# THE EXERCISE
Wherever a line holds the word "motor", copy that line out.

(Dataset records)
################
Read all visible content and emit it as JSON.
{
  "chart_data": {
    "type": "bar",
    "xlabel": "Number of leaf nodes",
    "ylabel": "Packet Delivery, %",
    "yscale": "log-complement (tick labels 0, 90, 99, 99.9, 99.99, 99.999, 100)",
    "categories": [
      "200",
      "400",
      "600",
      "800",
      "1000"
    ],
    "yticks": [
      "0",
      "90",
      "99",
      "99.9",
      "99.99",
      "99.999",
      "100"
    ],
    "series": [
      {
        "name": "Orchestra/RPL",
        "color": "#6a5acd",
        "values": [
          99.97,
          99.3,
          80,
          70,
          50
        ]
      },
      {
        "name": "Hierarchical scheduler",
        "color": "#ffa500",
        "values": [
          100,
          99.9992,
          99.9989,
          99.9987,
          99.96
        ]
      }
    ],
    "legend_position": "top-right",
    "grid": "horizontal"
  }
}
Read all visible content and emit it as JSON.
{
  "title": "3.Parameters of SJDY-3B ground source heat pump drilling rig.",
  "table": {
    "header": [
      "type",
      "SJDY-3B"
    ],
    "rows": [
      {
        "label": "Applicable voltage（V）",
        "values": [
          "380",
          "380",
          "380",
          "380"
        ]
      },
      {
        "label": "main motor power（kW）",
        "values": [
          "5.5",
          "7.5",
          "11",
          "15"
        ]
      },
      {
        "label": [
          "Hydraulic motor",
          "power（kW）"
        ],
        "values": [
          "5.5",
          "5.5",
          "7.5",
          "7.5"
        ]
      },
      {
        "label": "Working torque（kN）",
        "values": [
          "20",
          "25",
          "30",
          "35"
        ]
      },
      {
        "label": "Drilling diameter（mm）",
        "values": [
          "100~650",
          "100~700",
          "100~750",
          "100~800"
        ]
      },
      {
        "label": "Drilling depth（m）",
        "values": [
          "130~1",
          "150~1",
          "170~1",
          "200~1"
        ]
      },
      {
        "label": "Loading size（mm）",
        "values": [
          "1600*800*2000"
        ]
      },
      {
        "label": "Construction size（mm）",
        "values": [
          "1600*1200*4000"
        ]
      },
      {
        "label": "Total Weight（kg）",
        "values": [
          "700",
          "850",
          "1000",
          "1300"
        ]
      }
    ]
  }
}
################
# EXPECTED OUTPUT
        "label": "main motor power（kW）",
          "Hydraulic motor",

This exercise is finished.